A nodule consisting of a hard shell of hydrated oxide of iron, within which the yellow oxide becomes progressively softer toward the center, which is sometimes quite empty.

The American Geosciences Institute defines the eaglestone as "a concretionary nodule of clay ironstone about the size of a walnut that the ancients believed an eagle takes to her nest to facilitate egg-laying."

==Ancient medicine==
According to Pedanius Dioscorides (5.160), the aetite should be fastened to the left arm to protect the fetus; at the time of birth, it should be moved to the hip area to ease delivery. He also recommends them for the treatment of epilepsy, and says that when mixed with meat they will "betray a thief".

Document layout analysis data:
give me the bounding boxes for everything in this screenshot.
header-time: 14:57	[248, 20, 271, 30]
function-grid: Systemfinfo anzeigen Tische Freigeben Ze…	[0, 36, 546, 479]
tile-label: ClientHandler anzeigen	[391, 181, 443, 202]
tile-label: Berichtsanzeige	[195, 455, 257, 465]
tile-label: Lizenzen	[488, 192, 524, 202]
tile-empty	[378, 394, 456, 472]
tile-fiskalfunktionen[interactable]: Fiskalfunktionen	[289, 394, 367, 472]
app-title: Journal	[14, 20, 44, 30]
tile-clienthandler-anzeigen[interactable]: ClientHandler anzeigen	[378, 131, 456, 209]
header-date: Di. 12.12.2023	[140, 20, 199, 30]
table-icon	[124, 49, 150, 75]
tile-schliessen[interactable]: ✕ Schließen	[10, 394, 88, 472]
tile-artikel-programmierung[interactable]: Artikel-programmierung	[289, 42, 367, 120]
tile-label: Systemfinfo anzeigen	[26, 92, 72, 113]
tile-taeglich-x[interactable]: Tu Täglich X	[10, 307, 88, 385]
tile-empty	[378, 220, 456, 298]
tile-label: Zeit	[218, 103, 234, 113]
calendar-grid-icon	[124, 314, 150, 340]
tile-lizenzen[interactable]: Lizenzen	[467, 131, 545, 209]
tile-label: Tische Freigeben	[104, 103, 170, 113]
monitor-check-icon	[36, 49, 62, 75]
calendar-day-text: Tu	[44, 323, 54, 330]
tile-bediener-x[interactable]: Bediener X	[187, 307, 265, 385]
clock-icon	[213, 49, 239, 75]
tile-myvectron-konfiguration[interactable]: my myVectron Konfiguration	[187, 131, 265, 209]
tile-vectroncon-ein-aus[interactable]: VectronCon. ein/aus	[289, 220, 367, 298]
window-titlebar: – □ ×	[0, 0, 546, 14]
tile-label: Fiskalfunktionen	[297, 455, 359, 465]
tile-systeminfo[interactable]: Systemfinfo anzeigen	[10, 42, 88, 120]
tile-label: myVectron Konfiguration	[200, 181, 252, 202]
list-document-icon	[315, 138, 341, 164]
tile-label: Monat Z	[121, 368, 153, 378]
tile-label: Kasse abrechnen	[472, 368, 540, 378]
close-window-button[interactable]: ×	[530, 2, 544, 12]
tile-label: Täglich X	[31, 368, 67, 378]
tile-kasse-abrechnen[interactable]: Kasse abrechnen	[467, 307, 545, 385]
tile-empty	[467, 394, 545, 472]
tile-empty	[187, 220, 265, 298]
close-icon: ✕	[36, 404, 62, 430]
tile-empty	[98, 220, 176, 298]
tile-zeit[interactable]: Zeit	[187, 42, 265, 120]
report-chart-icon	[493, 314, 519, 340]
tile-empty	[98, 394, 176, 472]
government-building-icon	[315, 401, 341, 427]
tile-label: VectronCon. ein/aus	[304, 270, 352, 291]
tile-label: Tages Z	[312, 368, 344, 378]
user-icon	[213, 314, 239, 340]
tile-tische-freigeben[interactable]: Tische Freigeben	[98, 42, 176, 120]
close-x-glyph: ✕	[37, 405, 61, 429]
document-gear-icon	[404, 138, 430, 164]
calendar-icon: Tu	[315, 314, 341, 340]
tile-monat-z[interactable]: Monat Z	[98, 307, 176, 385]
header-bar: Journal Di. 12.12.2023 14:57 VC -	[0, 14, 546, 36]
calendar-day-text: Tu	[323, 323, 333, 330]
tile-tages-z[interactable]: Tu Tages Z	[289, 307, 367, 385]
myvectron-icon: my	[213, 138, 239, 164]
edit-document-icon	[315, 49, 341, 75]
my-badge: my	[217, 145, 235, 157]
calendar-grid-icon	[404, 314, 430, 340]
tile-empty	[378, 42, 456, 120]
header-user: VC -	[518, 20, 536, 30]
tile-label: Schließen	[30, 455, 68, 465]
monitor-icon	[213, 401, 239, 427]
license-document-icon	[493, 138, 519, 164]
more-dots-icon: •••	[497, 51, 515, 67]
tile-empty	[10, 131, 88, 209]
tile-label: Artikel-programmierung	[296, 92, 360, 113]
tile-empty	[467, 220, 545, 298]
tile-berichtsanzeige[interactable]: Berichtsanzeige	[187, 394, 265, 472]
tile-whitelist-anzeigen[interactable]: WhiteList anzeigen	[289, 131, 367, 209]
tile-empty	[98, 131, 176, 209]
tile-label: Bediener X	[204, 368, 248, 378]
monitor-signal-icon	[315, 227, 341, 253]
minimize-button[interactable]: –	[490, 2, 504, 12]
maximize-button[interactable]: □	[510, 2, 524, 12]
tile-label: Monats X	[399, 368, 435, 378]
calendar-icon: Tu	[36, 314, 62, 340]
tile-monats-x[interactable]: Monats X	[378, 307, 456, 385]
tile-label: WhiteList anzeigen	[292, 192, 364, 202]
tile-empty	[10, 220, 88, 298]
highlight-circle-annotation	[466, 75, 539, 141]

- [Task requirements]:
**a)** List every use of the aetite that Dioscorides describes in the text on the eaglestone.
**b)** Pick up the text on the eaglestone after its last sentence and write the next few lines.

- [Results for the exercise]:
**a)**
- Fastened to the left arm to protect the fetus
- Moved to the hip area at the time of birth to ease delivery
- Used to treat epilepsy
- Mixed with meat to "betray a thief"

**b)**
Pliny the Elder describes four types of aetites in his Natural History and outlines their magico-medical use:

Attached to pregnant women or to cattle, in the skins of animals that have been sacrificed, these stones act as a preventive of abortion, care being taken not to remove them till the moment of parturition; for otherwise procidence of the uterus is the result. If, on the other hand, they are not removed at the moment when parturition is about to ensue, that operation of Nature cannot be effected.

Pliny says that the stone is found in the nests of eagles, who cannot propagate without them.

The fourth-century magico-medical text Cyranides also claims that the aetite worn as an amulet can prevent miscarriage caused by female demons such as Gello.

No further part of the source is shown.